**What is required:**
Write the records below out in full, character for character, with no pictures.

**Data for processing:**
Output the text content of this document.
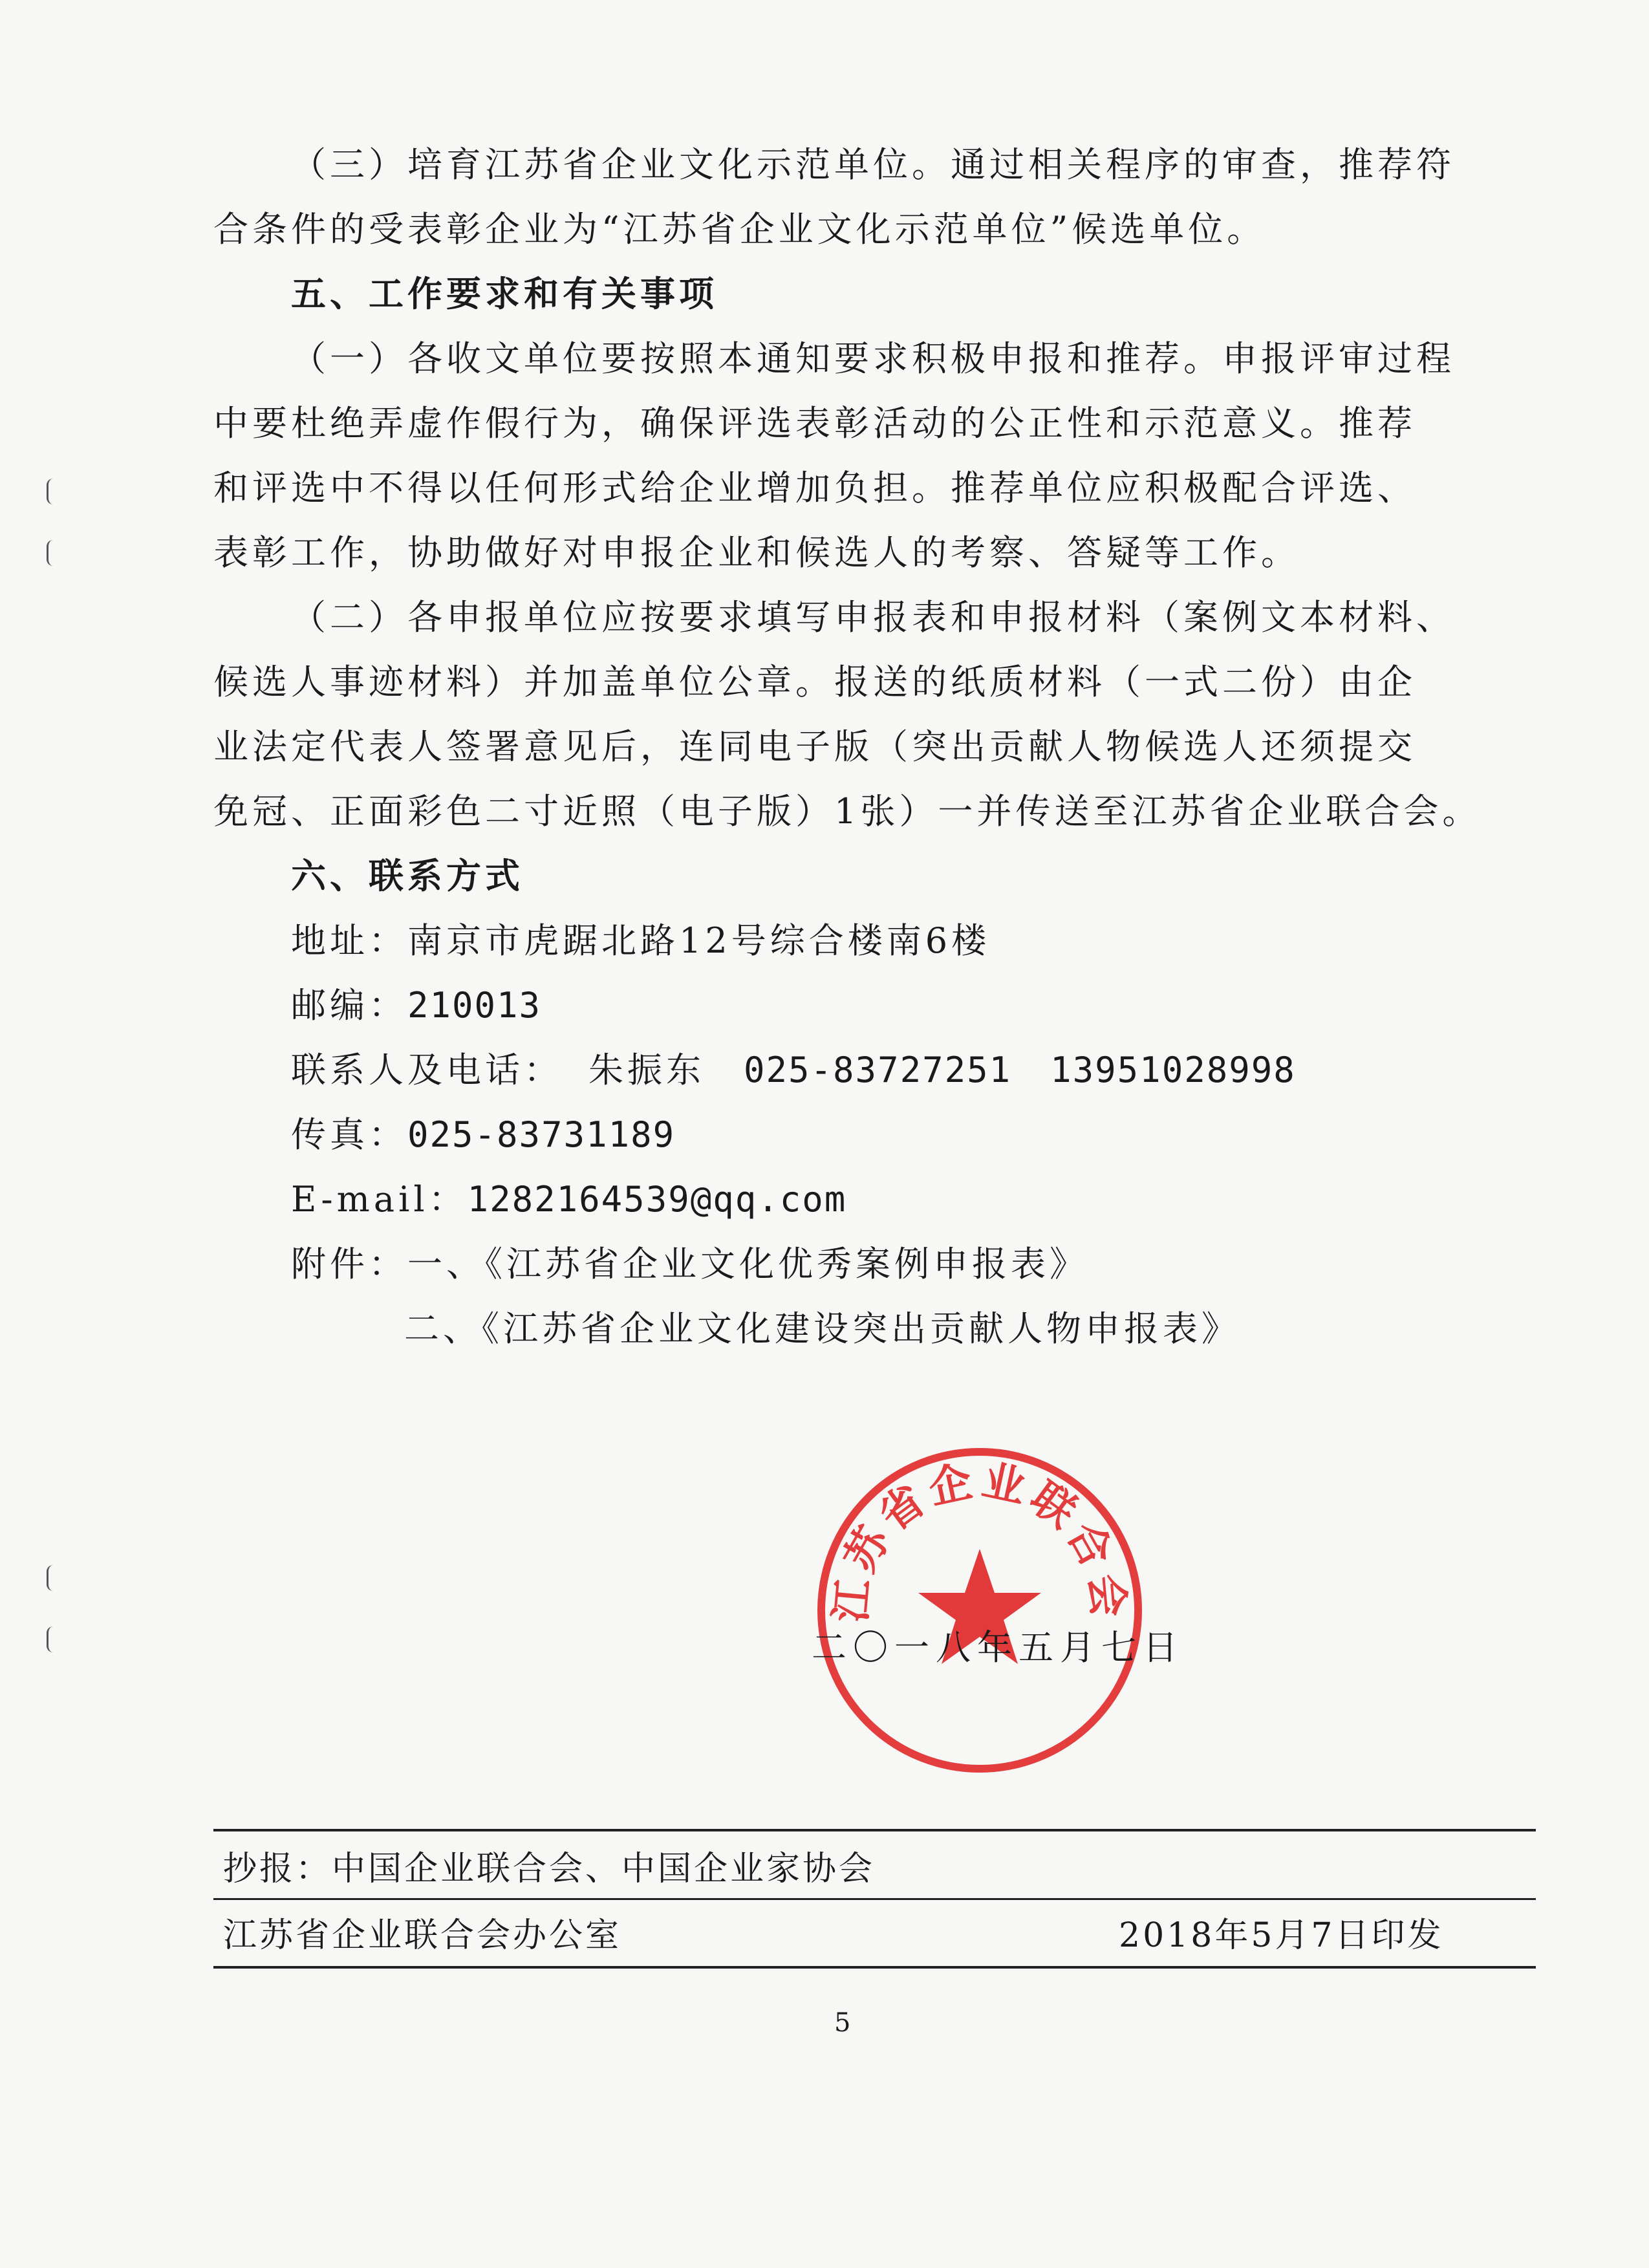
（三）培育江苏省企业文化示范单位。通过相关程序的审查，推荐符
合条件的受表彰企业为“江苏省企业文化示范单位”候选单位。
五、工作要求和有关事项
（一）各收文单位要按照本通知要求积极申报和推荐。申报评审过程
中要杜绝弄虚作假行为，确保评选表彰活动的公正性和示范意义。推荐
和评选中不得以任何形式给企业增加负担。推荐单位应积极配合评选、
表彰工作，协助做好对申报企业和候选人的考察、答疑等工作。
（二）各申报单位应按要求填写申报表和申报材料（案例文本材料、
候选人事迹材料）并加盖单位公章。报送的纸质材料（一式二份）由企
业法定代表人签署意见后，连同电子版（突出贡献人物候选人还须提交
免冠、正面彩色二寸近照（电子版）1张）一并传送至江苏省企业联合会。
六、联系方式
地址：南京市虎踞北路12号综合楼南6楼
邮编：210013
联系人及电话： 朱振东 025-83727251 13951028998
传真：025-83731189
E-mail：1282164539@qq.com
附件：一、《江苏省企业文化优秀案例申报表》
二、《江苏省企业文化建设突出贡献人物申报表》
江苏省企业联合会
二〇一八年五月七日
抄报：中国企业联合会、中国企业家协会
江苏省企业联合会办公室	2018年5月7日印发
5
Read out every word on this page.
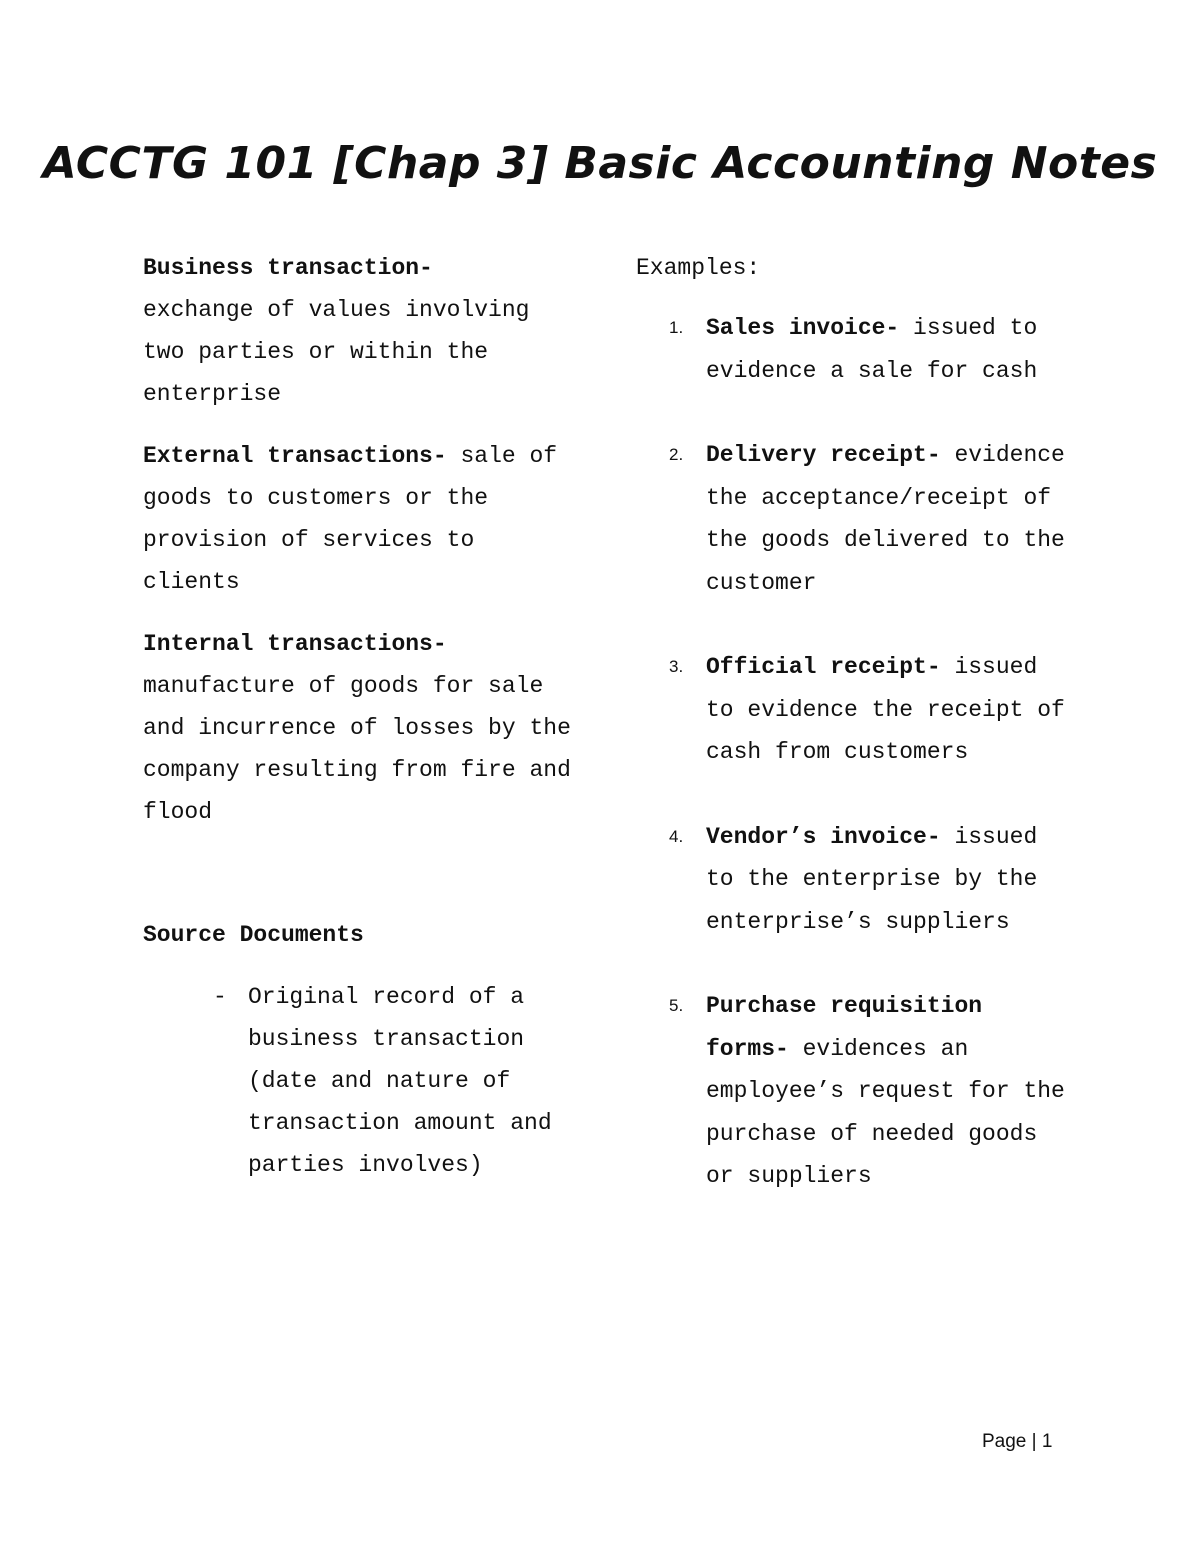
ACCTG 101 [Chap 3] Basic Accounting Notes

Business transaction-
exchange of values involving two parties or within the enterprise

External transactions- sale of goods to customers or the provision of services to clients

Internal transactions-
manufacture of goods for sale and incurrence of losses by the company resulting from fire and flood

Source Documents
- Original record of a business transaction (date and nature of transaction amount and parties involves)

Examples:

1. Sales invoice- issued to evidence a sale for cash
2. Delivery receipt- evidence the acceptance/receipt of the goods delivered to the customer
3. Official receipt- issued to evidence the receipt of cash from customers
4. Vendor’s invoice- issued to the enterprise by the enterprise’s suppliers
5. Purchase requisition forms- evidences an employee’s request for the purchase of needed goods or suppliers
Page | 1
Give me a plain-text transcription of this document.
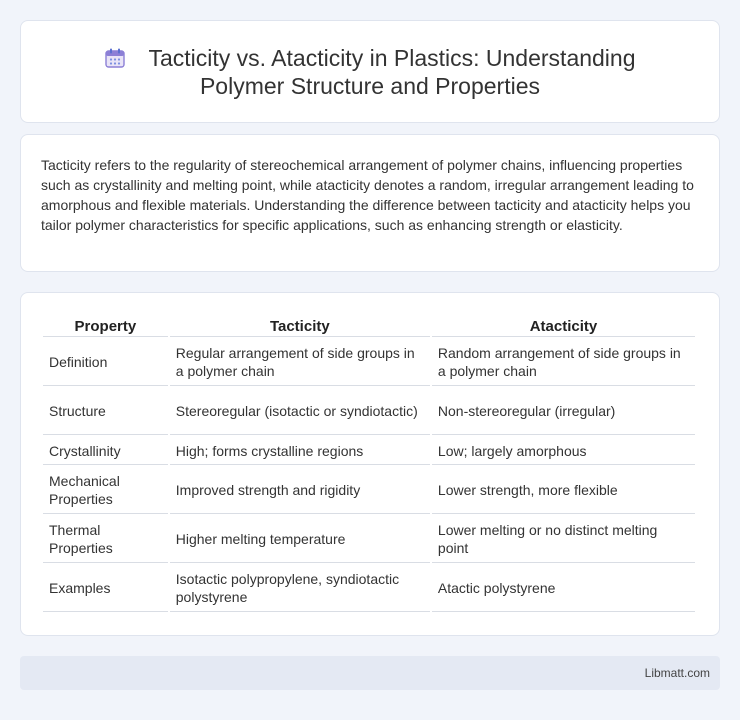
Tacticity vs. Atacticity in Plastics: Understanding
Polymer Structure and Properties

Tacticity refers to the regularity of stereochemical arrangement of polymer chains, influencing properties such as crystallinity and melting point, while atacticity denotes a random, irregular arrangement leading to amorphous and flexible materials. Understanding the difference between tacticity and atacticity helps you tailor polymer characteristics for specific applications, such as enhancing strength or elasticity.

Property	Tacticity	Atacticity
Definition	Regular arrangement of side groups in a polymer chain	Random arrangement of side groups in a polymer chain
Structure	Stereoregular (isotactic or syndiotactic)	Non-stereoregular (irregular)
Crystallinity	High; forms crystalline regions	Low; largely amorphous
Mechanical Properties	Improved strength and rigidity	Lower strength, more flexible
Thermal Properties	Higher melting temperature	Lower melting or no distinct melting point
Examples	Isotactic polypropylene, syndiotactic polystyrene	Atactic polystyrene
Libmatt.com
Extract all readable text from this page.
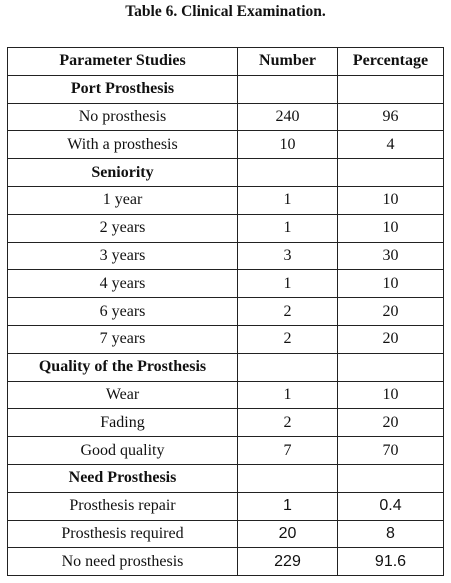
Table 6. Clinical Examination.
Parameter Studies	Number	Percentage
Port Prosthesis		
No prosthesis	240	96
With a prosthesis	10	4
Seniority		
1 year	1	10
2 years	1	10
3 years	3	30
4 years	1	10
6 years	2	20
7 years	2	20
Quality of the Prosthesis		
Wear	1	10
Fading	2	20
Good quality	7	70
Need Prosthesis		
Prosthesis repair	1	0.4
Prosthesis required	20	8
No need prosthesis	229	91.6
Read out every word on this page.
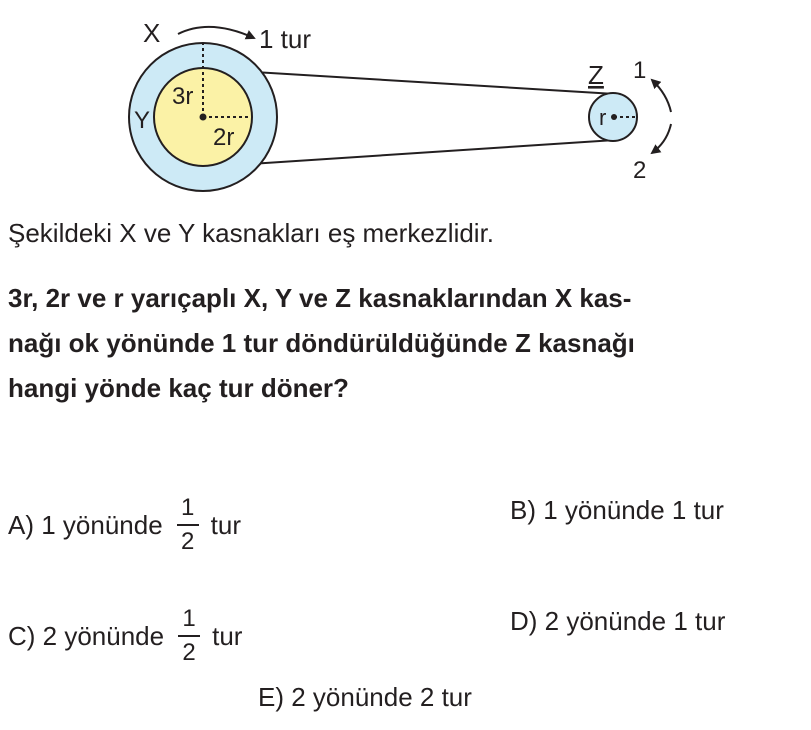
3r
2r
Y
X	1 tur
r
Z 1
2

Şekildeki X ve Y kasnakları eş merkezlidir.

3r, 2r ve r yarıçaplı X, Y ve Z kasnaklarından X kas-
nağı ok yönünde 1 tur döndürüldüğünde Z kasnağı
hangi yönde kaç tur döner?
A) 1 yönünde $\frac{1}{2}$ tur	B) 1 yönünde 1 tur
C) 2 yönünde $\frac{1}{2}$ tur	D) 2 yönünde 1 tur
E) 2 yönünde 2 tur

**Answer below:**
Output the text content of this document.
（三）培育江苏省企业文化示范单位。通过相关程序的审查，推荐符
合条件的受表彰企业为“江苏省企业文化示范单位”候选单位。
五、工作要求和有关事项
（一）各收文单位要按照本通知要求积极申报和推荐。申报评审过程
中要杜绝弄虚作假行为，确保评选表彰活动的公正性和示范意义。推荐
和评选中不得以任何形式给企业增加负担。推荐单位应积极配合评选、
表彰工作，协助做好对申报企业和候选人的考察、答疑等工作。
（二）各申报单位应按要求填写申报表和申报材料（案例文本材料、
候选人事迹材料）并加盖单位公章。报送的纸质材料（一式二份）由企
业法定代表人签署意见后，连同电子版（突出贡献人物候选人还须提交
免冠、正面彩色二寸近照（电子版）1张）一并传送至江苏省企业联合会。
六、联系方式
地址：南京市虎踞北路12号综合楼南6楼
邮编：210013
联系人及电话： 朱振东 025-83727251 13951028998
传真：025-83731189
E-mail：1282164539@qq.com
附件：一、《江苏省企业文化优秀案例申报表》
二、《江苏省企业文化建设突出贡献人物申报表》
江苏省企业联合会
二〇一八年五月七日
抄报：中国企业联合会、中国企业家协会
江苏省企业联合会办公室	2018年5月7日印发
5
Read out every word on this page.
ACCTG 101 [Chap 3] Basic Accounting Notes

Business transaction-
exchange of values involving two parties or within the enterprise

External transactions- sale of goods to customers or the provision of services to clients

Internal transactions-
manufacture of goods for sale and incurrence of losses by the company resulting from fire and flood

Source Documents
- Original record of a business transaction (date and nature of transaction amount and parties involves)

Examples:

1. Sales invoice- issued to evidence a sale for cash
2. Delivery receipt- evidence the acceptance/receipt of the goods delivered to the customer
3. Official receipt- issued to evidence the receipt of cash from customers
4. Vendor’s invoice- issued to the enterprise by the enterprise’s suppliers
5. Purchase requisition forms- evidences an employee’s request for the purchase of needed goods or suppliers
Page | 1
Give me a plain-text transcription of this document.
Tacticity vs. Atacticity in Plastics: Understanding
Polymer Structure and Properties

Tacticity refers to the regularity of stereochemical arrangement of polymer chains, influencing properties such as crystallinity and melting point, while atacticity denotes a random, irregular arrangement leading to amorphous and flexible materials. Understanding the difference between tacticity and atacticity helps you tailor polymer characteristics for specific applications, such as enhancing strength or elasticity.

Property	Tacticity	Atacticity
Definition	Regular arrangement of side groups in a polymer chain	Random arrangement of side groups in a polymer chain
Structure	Stereoregular (isotactic or syndiotactic)	Non-stereoregular (irregular)
Crystallinity	High; forms crystalline regions	Low; largely amorphous
Mechanical Properties	Improved strength and rigidity	Lower strength, more flexible
Thermal Properties	Higher melting temperature	Lower melting or no distinct melting point
Examples	Isotactic polypropylene, syndiotactic polystyrene	Atactic polystyrene
Libmatt.com
Extract all readable text from this page.
Table 6. Clinical Examination.
Parameter Studies	Number	Percentage
Port Prosthesis		
No prosthesis	240	96
With a prosthesis	10	4
Seniority		
1 year	1	10
2 years	1	10
3 years	3	30
4 years	1	10
6 years	2	20
7 years	2	20
Quality of the Prosthesis		
Wear	1	10
Fading	2	20
Good quality	7	70
Need Prosthesis		
Prosthesis repair	1	0.4
Prosthesis required	20	8
No need prosthesis	229	91.6
Read out every word on this page.
3r
2r
Y
X	1 tur
r
Z 1
2

Şekildeki X ve Y kasnakları eş merkezlidir.

3r, 2r ve r yarıçaplı X, Y ve Z kasnaklarından X kas-
nağı ok yönünde 1 tur döndürüldüğünde Z kasnağı
hangi yönde kaç tur döner?
A) 1 yönünde $\frac{1}{2}$ tur	B) 1 yönünde 1 tur
C) 2 yönünde $\frac{1}{2}$ tur	D) 2 yönünde 1 tur
E) 2 yönünde 2 tur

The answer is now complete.